• DATA SHOWN:
____
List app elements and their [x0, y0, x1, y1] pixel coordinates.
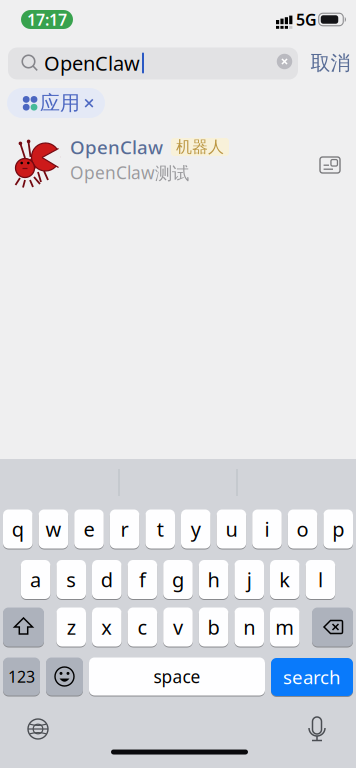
button[interactable]: z — [56, 608, 86, 648]
button[interactable]: o — [288, 510, 317, 550]
button[interactable]: x — [92, 608, 122, 648]
button[interactable]: c — [128, 608, 157, 648]
button[interactable]: p — [323, 510, 353, 550]
button[interactable]: search — [271, 658, 353, 696]
button[interactable]: space — [89, 658, 265, 696]
staticText: p — [332, 516, 344, 542]
button[interactable]: Delete — [312, 608, 353, 648]
staticText: OpenClaw测试 — [70, 161, 189, 184]
button[interactable]: k — [270, 560, 300, 600]
staticText: m — [275, 614, 294, 640]
staticText: e — [84, 516, 94, 542]
staticText: h — [208, 566, 220, 593]
staticText: b — [208, 614, 220, 640]
button[interactable]: 取消 — [310, 51, 350, 75]
button[interactable]: s — [56, 560, 86, 600]
staticText: f — [139, 566, 146, 593]
staticText: r — [121, 516, 129, 542]
button[interactable]: View contact card — [320, 157, 340, 173]
button[interactable]: i — [252, 510, 282, 550]
staticText: y — [191, 516, 201, 542]
staticText: g — [172, 566, 184, 593]
button[interactable]: j — [234, 560, 264, 600]
button[interactable]: h — [199, 560, 228, 600]
staticText: u — [225, 516, 237, 542]
button[interactable]: d — [92, 560, 122, 600]
staticText: t — [157, 516, 164, 542]
button[interactable]: l — [306, 560, 335, 600]
button[interactable]: n — [234, 608, 264, 648]
button[interactable]: f — [128, 560, 157, 600]
button[interactable]: y — [181, 510, 211, 550]
button[interactable]: 123 — [3, 658, 40, 696]
button[interactable]: Return to call — [21, 10, 73, 29]
button[interactable]: u — [217, 510, 246, 550]
staticText: 机器人 — [176, 137, 224, 157]
staticText: 应用 — [40, 91, 80, 115]
button[interactable]: Shift — [3, 608, 44, 648]
button[interactable]: g — [163, 560, 193, 600]
staticText: l — [318, 566, 323, 593]
button[interactable]: 应用 filter — [7, 88, 105, 118]
staticText: z — [67, 614, 76, 640]
button[interactable]: w — [39, 510, 68, 550]
staticText: v — [173, 614, 183, 640]
button[interactable]: Dictate — [304, 716, 330, 742]
staticText: 取消 — [310, 51, 350, 75]
staticText: space — [154, 665, 200, 688]
staticText: 5G — [296, 9, 317, 30]
staticText: a — [30, 566, 41, 593]
button[interactable]: m — [270, 608, 300, 648]
button[interactable]: Clear text — [277, 54, 292, 69]
button[interactable]: e — [74, 510, 104, 550]
button[interactable]: b — [199, 608, 228, 648]
staticText: c — [137, 614, 147, 640]
button[interactable]: a — [21, 560, 50, 600]
staticText: n — [243, 614, 255, 640]
staticText: o — [297, 516, 309, 542]
button[interactable]: q — [3, 510, 33, 550]
staticText: d — [101, 566, 113, 593]
staticText: s — [66, 566, 76, 593]
button[interactable]: Next keyboard — [27, 718, 49, 740]
button[interactable]: OpenClaw 机器人, OpenClaw测试 — [70, 133, 310, 185]
staticText: q — [12, 516, 24, 542]
staticText: j — [247, 566, 252, 593]
button[interactable]: r — [110, 510, 139, 550]
button[interactable]: Emoji — [46, 658, 83, 696]
button[interactable]: t — [145, 510, 175, 550]
staticText: k — [279, 566, 290, 593]
staticText: x — [101, 614, 112, 640]
staticText: i — [264, 516, 270, 542]
staticText: OpenClaw — [44, 50, 140, 76]
staticText: 17:17 — [27, 9, 67, 30]
staticText: 123 — [8, 666, 35, 687]
staticText: OpenClaw — [70, 135, 163, 159]
staticText: w — [45, 516, 61, 542]
button[interactable]: v — [163, 608, 193, 648]
staticText: search — [283, 665, 341, 689]
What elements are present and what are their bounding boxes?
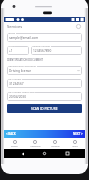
____
Copy out every line of the entries above word for word, leaving out the pictures.

• REPLY TO THE TASK:
List app elements and their [x0, y0, x1, y1] pixel coordinates.
button[interactable]: z — [56, 608, 86, 648]
button[interactable]: o — [288, 510, 317, 550]
button[interactable]: x — [92, 608, 122, 648]
button[interactable]: c — [128, 608, 157, 648]
button[interactable]: p — [323, 510, 353, 550]
button[interactable]: search — [271, 658, 353, 696]
button[interactable]: space — [89, 658, 265, 696]
staticText: p — [332, 516, 344, 542]
button[interactable]: Delete — [312, 608, 353, 648]
staticText: OpenClaw测试 — [70, 161, 189, 184]
button[interactable]: k — [270, 560, 300, 600]
staticText: m — [275, 614, 294, 640]
staticText: e — [84, 516, 94, 542]
staticText: h — [208, 566, 220, 593]
staticText: b — [208, 614, 220, 640]
button[interactable]: 取消 — [310, 51, 350, 75]
button[interactable]: s — [56, 560, 86, 600]
staticText: f — [139, 566, 146, 593]
staticText: r — [121, 516, 129, 542]
button[interactable]: View contact card — [320, 157, 340, 173]
button[interactable]: i — [252, 510, 282, 550]
staticText: y — [191, 516, 201, 542]
staticText: g — [172, 566, 184, 593]
button[interactable]: j — [234, 560, 264, 600]
button[interactable]: h — [199, 560, 228, 600]
staticText: u — [225, 516, 237, 542]
button[interactable]: d — [92, 560, 122, 600]
staticText: t — [157, 516, 164, 542]
button[interactable]: l — [306, 560, 335, 600]
button[interactable]: n — [234, 608, 264, 648]
button[interactable]: f — [128, 560, 157, 600]
button[interactable]: y — [181, 510, 211, 550]
button[interactable]: 123 — [3, 658, 40, 696]
button[interactable]: Return to call — [21, 10, 73, 29]
button[interactable]: u — [217, 510, 246, 550]
staticText: 机器人 — [176, 137, 224, 157]
staticText: 应用 — [40, 91, 80, 115]
button[interactable]: Shift — [3, 608, 44, 648]
button[interactable]: g — [163, 560, 193, 600]
staticText: l — [318, 566, 323, 593]
button[interactable]: 应用 filter — [7, 88, 105, 118]
staticText: z — [67, 614, 76, 640]
button[interactable]: w — [39, 510, 68, 550]
staticText: v — [173, 614, 183, 640]
button[interactable]: Dictate — [304, 716, 330, 742]
staticText: 取消 — [310, 51, 350, 75]
staticText: space — [154, 665, 200, 688]
staticText: 5G — [296, 9, 317, 30]
staticText: a — [30, 566, 41, 593]
button[interactable]: m — [270, 608, 300, 648]
button[interactable]: Clear text — [277, 54, 292, 69]
button[interactable]: e — [74, 510, 104, 550]
button[interactable]: b — [199, 608, 228, 648]
staticText: c — [137, 614, 147, 640]
button[interactable]: a — [21, 560, 50, 600]
staticText: n — [243, 614, 255, 640]
staticText: o — [297, 516, 309, 542]
button[interactable]: q — [3, 510, 33, 550]
staticText: d — [101, 566, 113, 593]
staticText: s — [66, 566, 76, 593]
button[interactable]: Next keyboard — [27, 718, 49, 740]
button[interactable]: OpenClaw 机器人, OpenClaw测试 — [70, 133, 310, 185]
staticText: q — [12, 516, 24, 542]
staticText: j — [247, 566, 252, 593]
button[interactable]: r — [110, 510, 139, 550]
button[interactable]: Emoji — [46, 658, 83, 696]
button[interactable]: t — [145, 510, 175, 550]
staticText: k — [279, 566, 290, 593]
staticText: x — [101, 614, 112, 640]
staticText: i — [264, 516, 270, 542]
staticText: OpenClaw — [44, 50, 140, 76]
staticText: 17:17 — [27, 9, 67, 30]
staticText: 123 — [8, 666, 35, 687]
staticText: OpenClaw — [70, 135, 163, 159]
staticText: w — [45, 516, 61, 542]
button[interactable]: v — [163, 608, 193, 648]
staticText: search — [283, 665, 341, 689]
What elements are present and what are their bounding boxes?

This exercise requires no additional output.